> [WHAT IS REQUIRED]
Can you write out all the lines word for word, with no pictures?

> [RECORDS SUPPLIED]
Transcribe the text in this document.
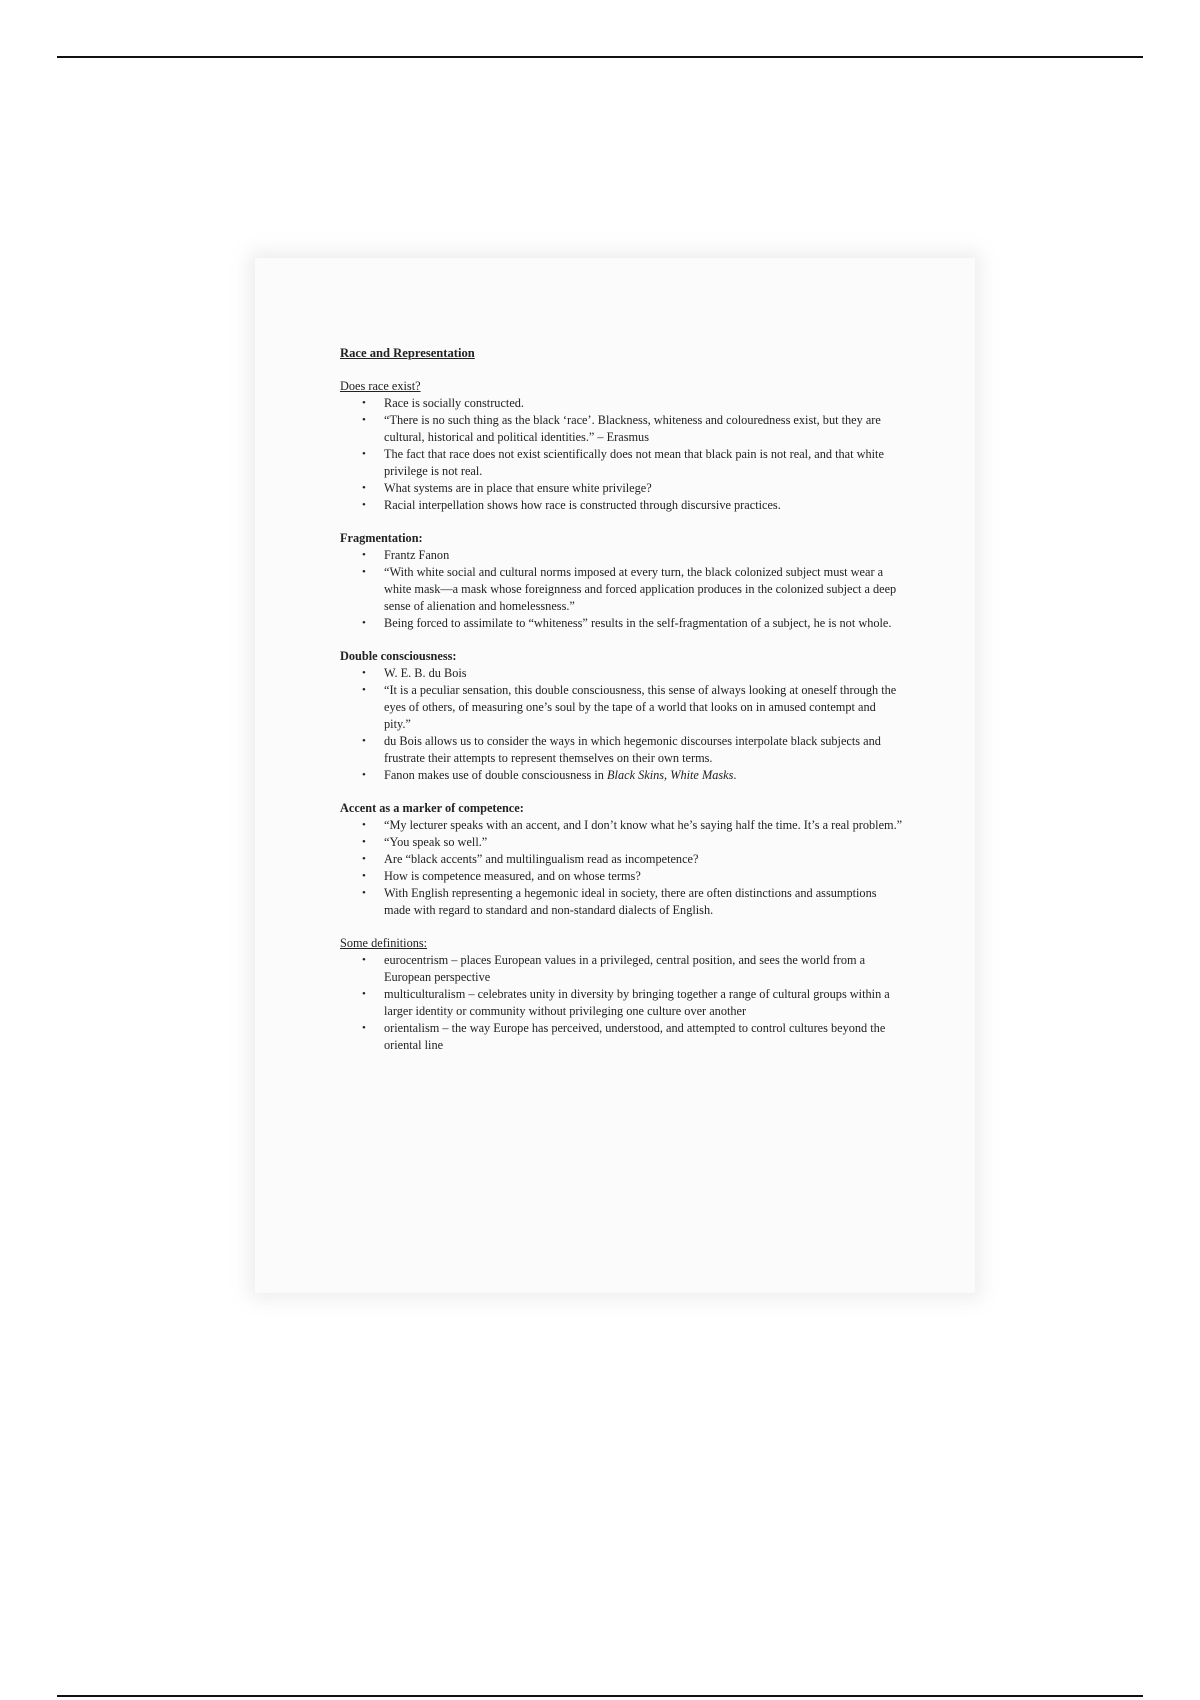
Race and Representation
Does race exist?
• Race is socially constructed.
• “There is no such thing as the black ‘race’. Blackness, whiteness and colouredness exist, but they are cultural, historical and political identities.” – Erasmus
• The fact that race does not exist scientifically does not mean that black pain is not real, and that white privilege is not real.
• What systems are in place that ensure white privilege?
• Racial interpellation shows how race is constructed through discursive practices.
Fragmentation:
• Frantz Fanon
• “With white social and cultural norms imposed at every turn, the black colonized subject must wear a white mask—a mask whose foreignness and forced application produces in the colonized subject a deep sense of alienation and homelessness.”
• Being forced to assimilate to “whiteness” results in the self-fragmentation of a subject, he is not whole.
Double consciousness:
• W. E. B. du Bois
• “It is a peculiar sensation, this double consciousness, this sense of always looking at oneself through the eyes of others, of measuring one’s soul by the tape of a world that looks on in amused contempt and pity.”
• du Bois allows us to consider the ways in which hegemonic discourses interpolate black subjects and frustrate their attempts to represent themselves on their own terms.
• Fanon makes use of double consciousness in Black Skins, White Masks.
Accent as a marker of competence:
• “My lecturer speaks with an accent, and I don’t know what he’s saying half the time. It’s a real problem.”
• “You speak so well.”
• Are “black accents” and multilingualism read as incompetence?
• How is competence measured, and on whose terms?
• With English representing a hegemonic ideal in society, there are often distinctions and assumptions made with regard to standard and non-standard dialects of English.
Some definitions:
• eurocentrism – places European values in a privileged, central position, and sees the world from a European perspective
• multiculturalism – celebrates unity in diversity by bringing together a range of cultural groups within a larger identity or community without privileging one culture over another
• orientalism – the way Europe has perceived, understood, and attempted to control cultures beyond the oriental line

> [RESULT OF THE TASK]
Transcribe the text in this document.
Race and Representation
Does race exist?
• Race is socially constructed.
• “There is no such thing as the black ‘race’. Blackness, whiteness and colouredness exist, but they are cultural, historical and political identities.” – Erasmus
• The fact that race does not exist scientifically does not mean that black pain is not real, and that white privilege is not real.
• What systems are in place that ensure white privilege?
• Racial interpellation shows how race is constructed through discursive practices.
Fragmentation:
• Frantz Fanon
• “With white social and cultural norms imposed at every turn, the black colonized subject must wear a white mask—a mask whose foreignness and forced application produces in the colonized subject a deep sense of alienation and homelessness.”
• Being forced to assimilate to “whiteness” results in the self-fragmentation of a subject, he is not whole.
Double consciousness:
• W. E. B. du Bois
• “It is a peculiar sensation, this double consciousness, this sense of always looking at oneself through the eyes of others, of measuring one’s soul by the tape of a world that looks on in amused contempt and pity.”
• du Bois allows us to consider the ways in which hegemonic discourses interpolate black subjects and frustrate their attempts to represent themselves on their own terms.
• Fanon makes use of double consciousness in Black Skins, White Masks.
Accent as a marker of competence:
• “My lecturer speaks with an accent, and I don’t know what he’s saying half the time. It’s a real problem.”
• “You speak so well.”
• Are “black accents” and multilingualism read as incompetence?
• How is competence measured, and on whose terms?
• With English representing a hegemonic ideal in society, there are often distinctions and assumptions made with regard to standard and non-standard dialects of English.
Some definitions:
• eurocentrism – places European values in a privileged, central position, and sees the world from a European perspective
• multiculturalism – celebrates unity in diversity by bringing together a range of cultural groups within a larger identity or community without privileging one culture over another
• orientalism – the way Europe has perceived, understood, and attempted to control cultures beyond the oriental line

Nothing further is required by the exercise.